[Dataset excerpts]
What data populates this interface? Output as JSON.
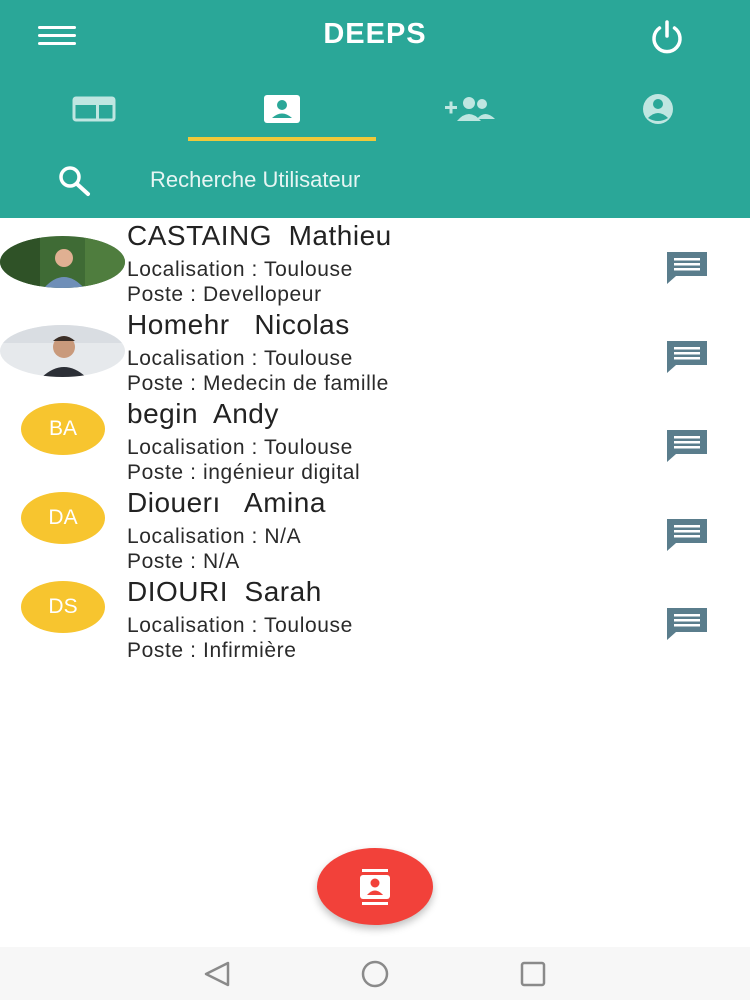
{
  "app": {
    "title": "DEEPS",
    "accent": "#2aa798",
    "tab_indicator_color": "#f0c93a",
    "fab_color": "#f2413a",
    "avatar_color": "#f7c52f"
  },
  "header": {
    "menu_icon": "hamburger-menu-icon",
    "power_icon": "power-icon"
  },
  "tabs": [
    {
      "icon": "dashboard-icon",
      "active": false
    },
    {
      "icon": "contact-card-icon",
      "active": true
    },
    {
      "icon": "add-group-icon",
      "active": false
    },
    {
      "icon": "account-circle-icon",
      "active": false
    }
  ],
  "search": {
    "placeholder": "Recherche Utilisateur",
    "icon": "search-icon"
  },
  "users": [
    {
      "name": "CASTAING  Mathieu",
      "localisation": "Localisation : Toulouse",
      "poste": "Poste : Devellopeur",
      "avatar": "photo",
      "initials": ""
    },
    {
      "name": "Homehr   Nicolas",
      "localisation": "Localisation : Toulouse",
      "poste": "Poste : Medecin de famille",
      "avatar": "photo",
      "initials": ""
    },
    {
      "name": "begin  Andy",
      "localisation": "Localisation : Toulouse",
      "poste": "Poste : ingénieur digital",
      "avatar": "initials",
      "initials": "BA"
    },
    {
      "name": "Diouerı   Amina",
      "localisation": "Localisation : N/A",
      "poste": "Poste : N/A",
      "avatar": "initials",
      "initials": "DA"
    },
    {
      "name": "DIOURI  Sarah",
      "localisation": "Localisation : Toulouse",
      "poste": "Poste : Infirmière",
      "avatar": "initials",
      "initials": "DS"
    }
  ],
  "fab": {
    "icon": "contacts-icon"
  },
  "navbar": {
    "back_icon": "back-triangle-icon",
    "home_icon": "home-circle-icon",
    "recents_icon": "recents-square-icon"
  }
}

_Task objective_: Go through the material line by line. Show each line that contains the string "circle".

_Final result_:
      "icon": "account-circle-icon",
    "home_icon": "home-circle-icon",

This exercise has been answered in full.